■ Task statement ■
Using the records below, report how many lines hold "Инвестиции", with no extra text.

■ Stored entries ■

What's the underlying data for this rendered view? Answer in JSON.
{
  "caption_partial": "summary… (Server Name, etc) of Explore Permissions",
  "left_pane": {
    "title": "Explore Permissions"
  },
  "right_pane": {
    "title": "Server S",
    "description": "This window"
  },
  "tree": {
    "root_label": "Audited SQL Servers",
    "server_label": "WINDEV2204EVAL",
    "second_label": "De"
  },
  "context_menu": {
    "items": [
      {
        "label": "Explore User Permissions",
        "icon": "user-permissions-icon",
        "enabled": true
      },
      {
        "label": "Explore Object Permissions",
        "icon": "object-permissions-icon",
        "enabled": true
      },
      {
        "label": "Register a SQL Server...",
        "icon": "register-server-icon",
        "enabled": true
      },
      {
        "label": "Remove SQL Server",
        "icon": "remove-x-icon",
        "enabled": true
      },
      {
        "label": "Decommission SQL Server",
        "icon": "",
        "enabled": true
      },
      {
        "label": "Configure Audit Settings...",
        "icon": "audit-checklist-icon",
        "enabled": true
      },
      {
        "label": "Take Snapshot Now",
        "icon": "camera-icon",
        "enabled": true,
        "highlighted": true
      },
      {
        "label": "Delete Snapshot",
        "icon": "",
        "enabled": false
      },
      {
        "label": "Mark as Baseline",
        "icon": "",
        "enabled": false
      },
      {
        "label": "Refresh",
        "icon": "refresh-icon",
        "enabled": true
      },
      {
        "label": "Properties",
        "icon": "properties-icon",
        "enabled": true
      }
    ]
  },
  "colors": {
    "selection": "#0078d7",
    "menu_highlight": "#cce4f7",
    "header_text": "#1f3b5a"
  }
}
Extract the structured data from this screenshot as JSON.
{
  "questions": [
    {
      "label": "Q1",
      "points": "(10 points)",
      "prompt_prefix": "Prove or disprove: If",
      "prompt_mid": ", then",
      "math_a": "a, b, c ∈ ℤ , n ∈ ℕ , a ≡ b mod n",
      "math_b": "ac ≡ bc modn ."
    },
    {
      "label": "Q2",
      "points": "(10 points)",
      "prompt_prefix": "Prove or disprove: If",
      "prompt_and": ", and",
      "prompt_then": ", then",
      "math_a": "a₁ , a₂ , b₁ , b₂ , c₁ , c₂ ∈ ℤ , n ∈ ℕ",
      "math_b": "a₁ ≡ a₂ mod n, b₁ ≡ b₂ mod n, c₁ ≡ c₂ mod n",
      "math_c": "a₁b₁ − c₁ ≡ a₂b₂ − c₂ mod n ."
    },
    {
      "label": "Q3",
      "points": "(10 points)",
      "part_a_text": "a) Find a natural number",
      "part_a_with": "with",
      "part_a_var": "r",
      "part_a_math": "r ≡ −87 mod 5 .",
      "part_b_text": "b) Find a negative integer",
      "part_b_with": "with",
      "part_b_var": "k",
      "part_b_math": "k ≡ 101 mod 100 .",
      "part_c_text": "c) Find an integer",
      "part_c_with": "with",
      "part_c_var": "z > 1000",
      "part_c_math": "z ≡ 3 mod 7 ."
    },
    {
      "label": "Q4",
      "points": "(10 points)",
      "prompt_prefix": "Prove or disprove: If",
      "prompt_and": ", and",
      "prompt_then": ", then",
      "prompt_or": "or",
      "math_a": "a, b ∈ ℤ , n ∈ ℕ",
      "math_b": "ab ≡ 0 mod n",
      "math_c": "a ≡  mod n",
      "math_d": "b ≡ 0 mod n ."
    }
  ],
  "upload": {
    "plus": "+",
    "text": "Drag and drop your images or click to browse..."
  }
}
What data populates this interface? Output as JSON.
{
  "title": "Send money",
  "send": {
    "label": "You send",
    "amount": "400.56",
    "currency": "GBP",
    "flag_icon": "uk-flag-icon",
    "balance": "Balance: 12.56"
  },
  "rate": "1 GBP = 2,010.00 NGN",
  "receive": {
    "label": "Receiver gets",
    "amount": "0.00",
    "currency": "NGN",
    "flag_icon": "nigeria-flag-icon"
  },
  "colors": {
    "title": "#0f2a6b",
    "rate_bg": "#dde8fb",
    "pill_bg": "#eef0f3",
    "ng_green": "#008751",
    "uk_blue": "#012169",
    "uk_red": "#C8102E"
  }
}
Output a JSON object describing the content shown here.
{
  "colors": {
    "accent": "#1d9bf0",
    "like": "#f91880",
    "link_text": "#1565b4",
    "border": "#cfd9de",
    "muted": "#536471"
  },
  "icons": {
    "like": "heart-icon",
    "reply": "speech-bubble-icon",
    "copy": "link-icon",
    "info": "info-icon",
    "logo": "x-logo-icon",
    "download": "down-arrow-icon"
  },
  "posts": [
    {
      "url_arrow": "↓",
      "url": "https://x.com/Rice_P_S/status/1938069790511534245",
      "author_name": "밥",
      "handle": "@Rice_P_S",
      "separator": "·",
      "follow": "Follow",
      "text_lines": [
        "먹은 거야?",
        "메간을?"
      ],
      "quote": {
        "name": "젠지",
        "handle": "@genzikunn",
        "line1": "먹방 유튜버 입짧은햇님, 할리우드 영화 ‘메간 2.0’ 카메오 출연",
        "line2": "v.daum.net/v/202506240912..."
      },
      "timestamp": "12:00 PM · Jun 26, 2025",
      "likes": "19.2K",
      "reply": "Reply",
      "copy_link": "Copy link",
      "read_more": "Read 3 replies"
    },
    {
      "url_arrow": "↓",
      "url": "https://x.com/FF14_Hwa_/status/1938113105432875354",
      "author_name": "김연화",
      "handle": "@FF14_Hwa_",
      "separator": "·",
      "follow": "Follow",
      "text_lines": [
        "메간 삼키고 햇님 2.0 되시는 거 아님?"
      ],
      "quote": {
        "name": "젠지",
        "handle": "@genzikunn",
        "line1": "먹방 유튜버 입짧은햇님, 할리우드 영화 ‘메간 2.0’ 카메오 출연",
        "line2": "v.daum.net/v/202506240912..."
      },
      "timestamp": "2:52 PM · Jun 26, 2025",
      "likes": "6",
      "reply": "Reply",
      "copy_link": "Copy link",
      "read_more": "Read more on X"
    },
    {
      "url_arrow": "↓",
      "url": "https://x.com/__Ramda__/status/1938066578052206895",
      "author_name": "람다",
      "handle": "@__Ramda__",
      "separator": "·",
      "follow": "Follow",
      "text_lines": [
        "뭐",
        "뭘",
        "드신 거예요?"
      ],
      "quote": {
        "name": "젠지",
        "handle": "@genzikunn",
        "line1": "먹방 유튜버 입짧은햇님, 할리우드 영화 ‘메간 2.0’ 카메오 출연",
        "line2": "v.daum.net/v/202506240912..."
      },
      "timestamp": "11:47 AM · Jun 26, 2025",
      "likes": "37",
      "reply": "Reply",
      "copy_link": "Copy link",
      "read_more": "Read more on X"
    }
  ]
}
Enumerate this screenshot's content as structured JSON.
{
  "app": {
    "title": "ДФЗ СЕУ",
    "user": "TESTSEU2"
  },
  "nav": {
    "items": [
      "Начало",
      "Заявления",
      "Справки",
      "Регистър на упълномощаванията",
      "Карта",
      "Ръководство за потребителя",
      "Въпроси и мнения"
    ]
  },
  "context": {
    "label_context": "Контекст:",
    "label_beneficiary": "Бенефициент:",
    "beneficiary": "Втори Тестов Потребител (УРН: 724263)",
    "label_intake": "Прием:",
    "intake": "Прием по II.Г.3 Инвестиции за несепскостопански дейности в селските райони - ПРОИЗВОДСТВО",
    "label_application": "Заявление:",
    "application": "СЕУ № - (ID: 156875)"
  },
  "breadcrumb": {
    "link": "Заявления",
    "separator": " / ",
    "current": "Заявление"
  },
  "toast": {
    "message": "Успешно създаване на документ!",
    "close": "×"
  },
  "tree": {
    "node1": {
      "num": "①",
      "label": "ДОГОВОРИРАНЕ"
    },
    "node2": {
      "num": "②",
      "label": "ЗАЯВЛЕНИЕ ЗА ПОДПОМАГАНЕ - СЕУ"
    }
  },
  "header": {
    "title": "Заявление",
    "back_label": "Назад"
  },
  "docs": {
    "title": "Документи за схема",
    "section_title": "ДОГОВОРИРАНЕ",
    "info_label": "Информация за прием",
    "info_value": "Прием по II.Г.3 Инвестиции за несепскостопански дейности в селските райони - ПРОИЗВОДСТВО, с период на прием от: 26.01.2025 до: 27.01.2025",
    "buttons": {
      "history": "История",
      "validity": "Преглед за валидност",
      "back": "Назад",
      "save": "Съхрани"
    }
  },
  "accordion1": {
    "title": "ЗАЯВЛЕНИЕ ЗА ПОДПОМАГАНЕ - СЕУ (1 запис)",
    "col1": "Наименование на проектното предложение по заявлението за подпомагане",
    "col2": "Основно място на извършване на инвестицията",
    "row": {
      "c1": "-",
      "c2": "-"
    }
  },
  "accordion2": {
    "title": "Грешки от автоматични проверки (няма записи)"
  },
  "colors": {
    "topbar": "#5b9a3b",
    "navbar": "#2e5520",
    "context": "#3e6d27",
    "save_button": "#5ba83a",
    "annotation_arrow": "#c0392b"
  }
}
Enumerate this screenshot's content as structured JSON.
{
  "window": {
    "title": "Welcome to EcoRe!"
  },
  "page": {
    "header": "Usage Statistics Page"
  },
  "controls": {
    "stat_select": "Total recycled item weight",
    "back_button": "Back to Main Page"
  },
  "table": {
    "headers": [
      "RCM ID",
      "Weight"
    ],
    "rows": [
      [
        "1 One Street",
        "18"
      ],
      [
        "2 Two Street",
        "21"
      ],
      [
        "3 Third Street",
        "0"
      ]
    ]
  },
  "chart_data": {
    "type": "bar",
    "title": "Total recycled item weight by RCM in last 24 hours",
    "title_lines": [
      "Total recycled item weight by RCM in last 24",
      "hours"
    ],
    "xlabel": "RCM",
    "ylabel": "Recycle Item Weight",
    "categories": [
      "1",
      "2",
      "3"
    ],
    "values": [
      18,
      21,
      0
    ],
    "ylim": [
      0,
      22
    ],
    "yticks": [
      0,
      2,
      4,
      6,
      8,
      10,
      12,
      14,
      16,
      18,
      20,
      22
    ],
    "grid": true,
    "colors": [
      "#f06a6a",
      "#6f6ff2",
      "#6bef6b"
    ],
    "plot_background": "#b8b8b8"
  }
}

■ Task answer ■
2